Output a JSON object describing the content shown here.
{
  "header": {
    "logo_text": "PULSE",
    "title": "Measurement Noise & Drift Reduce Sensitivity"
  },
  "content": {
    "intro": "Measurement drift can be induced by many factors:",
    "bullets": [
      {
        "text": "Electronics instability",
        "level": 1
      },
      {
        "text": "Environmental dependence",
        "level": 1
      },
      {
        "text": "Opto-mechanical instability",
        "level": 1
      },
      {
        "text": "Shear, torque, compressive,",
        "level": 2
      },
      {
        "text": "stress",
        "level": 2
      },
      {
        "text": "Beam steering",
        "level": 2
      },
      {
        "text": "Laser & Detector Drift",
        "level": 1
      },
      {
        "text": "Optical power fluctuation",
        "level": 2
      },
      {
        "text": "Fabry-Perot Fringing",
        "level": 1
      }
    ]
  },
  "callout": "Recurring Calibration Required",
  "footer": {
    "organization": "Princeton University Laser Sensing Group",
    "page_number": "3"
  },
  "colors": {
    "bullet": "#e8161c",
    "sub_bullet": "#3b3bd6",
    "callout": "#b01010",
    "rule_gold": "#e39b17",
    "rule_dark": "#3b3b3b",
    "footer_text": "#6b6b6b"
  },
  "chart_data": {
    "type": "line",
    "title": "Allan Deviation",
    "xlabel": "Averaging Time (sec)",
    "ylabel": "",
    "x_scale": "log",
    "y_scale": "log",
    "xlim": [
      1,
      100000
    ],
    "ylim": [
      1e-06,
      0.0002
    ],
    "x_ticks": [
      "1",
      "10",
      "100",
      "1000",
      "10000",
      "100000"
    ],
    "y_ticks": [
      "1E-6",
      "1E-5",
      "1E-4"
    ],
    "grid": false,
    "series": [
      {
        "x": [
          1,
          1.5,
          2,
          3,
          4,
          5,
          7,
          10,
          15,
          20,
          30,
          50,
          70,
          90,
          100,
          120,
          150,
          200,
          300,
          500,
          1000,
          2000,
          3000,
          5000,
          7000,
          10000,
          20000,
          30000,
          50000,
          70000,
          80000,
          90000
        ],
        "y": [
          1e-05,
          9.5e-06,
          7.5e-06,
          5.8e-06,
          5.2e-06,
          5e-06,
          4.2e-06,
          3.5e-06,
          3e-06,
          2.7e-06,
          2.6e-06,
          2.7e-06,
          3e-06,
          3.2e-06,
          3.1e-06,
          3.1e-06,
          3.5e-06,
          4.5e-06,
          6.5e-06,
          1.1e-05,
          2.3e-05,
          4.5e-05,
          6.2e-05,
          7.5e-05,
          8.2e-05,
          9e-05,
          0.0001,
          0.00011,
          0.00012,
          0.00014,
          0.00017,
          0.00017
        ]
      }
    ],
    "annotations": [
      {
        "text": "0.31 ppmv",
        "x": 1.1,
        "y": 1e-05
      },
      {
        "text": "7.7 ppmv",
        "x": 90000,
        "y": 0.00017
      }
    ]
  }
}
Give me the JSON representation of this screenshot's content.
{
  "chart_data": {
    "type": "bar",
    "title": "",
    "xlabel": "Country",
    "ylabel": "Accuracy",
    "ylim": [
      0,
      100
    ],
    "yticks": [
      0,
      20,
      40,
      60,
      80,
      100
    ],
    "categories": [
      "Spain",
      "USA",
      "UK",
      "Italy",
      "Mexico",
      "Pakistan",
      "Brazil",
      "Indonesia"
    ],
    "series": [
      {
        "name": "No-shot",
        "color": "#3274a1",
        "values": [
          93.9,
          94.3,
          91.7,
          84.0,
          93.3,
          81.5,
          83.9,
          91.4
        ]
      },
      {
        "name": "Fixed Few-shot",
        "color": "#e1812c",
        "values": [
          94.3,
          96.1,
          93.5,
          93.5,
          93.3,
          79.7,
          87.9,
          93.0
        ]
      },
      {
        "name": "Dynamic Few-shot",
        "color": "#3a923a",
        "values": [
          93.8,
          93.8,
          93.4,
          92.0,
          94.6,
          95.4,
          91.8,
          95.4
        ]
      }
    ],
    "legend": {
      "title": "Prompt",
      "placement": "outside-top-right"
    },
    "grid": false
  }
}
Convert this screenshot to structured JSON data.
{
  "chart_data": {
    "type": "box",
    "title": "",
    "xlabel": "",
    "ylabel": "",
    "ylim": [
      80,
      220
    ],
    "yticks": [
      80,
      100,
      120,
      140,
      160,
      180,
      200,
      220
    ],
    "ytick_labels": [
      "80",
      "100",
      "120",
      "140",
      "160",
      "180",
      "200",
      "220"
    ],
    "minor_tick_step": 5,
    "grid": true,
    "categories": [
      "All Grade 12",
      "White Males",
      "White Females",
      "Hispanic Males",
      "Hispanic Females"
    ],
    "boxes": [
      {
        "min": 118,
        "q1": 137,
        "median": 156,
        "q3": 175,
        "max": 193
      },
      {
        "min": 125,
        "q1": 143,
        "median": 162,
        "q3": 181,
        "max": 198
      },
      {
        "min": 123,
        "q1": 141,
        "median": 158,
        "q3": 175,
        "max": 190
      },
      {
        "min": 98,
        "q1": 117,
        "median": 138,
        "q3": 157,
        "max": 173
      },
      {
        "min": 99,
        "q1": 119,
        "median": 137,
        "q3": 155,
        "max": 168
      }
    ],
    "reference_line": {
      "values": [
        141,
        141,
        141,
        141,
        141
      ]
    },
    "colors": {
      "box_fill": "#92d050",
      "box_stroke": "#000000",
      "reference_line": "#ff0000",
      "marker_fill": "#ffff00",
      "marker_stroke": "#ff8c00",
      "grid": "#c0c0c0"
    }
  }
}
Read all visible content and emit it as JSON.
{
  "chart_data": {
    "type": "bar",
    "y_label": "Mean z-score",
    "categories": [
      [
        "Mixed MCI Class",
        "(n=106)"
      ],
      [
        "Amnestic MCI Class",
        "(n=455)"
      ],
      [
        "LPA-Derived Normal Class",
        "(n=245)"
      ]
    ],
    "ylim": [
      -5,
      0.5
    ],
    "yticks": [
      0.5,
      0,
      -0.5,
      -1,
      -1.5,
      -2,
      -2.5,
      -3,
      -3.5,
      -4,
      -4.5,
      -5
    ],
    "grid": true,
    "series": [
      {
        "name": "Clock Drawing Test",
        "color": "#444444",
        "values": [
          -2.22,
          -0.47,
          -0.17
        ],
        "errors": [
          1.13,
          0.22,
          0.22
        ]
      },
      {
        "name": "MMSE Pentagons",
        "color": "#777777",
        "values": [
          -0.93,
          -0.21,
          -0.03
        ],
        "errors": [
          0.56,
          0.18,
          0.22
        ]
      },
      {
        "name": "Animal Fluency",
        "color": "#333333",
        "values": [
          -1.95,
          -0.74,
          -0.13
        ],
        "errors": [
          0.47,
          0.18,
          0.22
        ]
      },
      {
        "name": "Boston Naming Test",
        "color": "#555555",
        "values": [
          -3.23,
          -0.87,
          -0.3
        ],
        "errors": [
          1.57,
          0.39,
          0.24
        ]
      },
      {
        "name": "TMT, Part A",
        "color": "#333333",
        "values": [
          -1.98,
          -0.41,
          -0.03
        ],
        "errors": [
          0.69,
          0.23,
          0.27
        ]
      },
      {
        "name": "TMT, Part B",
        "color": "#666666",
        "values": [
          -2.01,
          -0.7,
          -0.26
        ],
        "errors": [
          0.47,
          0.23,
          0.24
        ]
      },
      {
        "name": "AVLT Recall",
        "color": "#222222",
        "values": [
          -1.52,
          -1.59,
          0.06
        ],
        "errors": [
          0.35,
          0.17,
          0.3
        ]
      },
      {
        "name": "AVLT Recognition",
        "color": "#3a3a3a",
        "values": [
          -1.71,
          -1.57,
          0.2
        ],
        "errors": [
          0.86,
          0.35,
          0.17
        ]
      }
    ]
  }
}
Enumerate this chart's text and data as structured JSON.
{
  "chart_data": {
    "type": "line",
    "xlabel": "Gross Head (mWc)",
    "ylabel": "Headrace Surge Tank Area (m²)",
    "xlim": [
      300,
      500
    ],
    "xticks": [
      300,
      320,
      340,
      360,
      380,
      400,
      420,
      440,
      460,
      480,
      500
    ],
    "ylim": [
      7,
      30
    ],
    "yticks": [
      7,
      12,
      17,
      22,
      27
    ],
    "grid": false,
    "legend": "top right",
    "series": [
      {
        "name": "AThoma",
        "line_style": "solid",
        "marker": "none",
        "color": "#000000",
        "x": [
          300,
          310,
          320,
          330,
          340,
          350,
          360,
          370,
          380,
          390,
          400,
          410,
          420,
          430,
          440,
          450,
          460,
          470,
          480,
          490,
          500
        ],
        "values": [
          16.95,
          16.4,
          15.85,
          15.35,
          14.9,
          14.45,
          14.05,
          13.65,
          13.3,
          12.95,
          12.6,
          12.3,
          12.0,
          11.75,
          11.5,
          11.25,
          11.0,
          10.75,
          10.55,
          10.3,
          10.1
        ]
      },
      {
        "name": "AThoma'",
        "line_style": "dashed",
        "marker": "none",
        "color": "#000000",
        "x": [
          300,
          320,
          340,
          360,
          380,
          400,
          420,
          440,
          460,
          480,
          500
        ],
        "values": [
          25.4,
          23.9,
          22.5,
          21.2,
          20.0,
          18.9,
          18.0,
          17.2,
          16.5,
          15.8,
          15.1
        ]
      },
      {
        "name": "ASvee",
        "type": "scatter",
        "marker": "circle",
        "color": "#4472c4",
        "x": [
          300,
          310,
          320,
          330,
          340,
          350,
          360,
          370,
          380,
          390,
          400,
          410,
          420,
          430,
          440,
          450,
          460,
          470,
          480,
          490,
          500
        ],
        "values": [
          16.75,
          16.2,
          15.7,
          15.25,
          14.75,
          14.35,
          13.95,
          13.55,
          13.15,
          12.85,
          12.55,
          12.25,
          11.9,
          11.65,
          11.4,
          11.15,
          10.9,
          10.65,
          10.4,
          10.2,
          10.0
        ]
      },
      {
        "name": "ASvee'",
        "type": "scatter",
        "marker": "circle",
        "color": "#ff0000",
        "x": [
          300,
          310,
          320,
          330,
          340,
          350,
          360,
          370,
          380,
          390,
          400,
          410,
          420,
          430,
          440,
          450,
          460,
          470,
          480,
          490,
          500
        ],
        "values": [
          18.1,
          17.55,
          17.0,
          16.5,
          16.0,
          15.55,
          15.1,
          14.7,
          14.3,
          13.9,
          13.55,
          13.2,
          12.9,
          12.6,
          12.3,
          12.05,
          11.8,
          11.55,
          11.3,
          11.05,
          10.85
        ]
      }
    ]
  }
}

# STATED PROBLEM
Respond with the number of lines containing "median" and no additional words.

# ANSWER IN FULL
5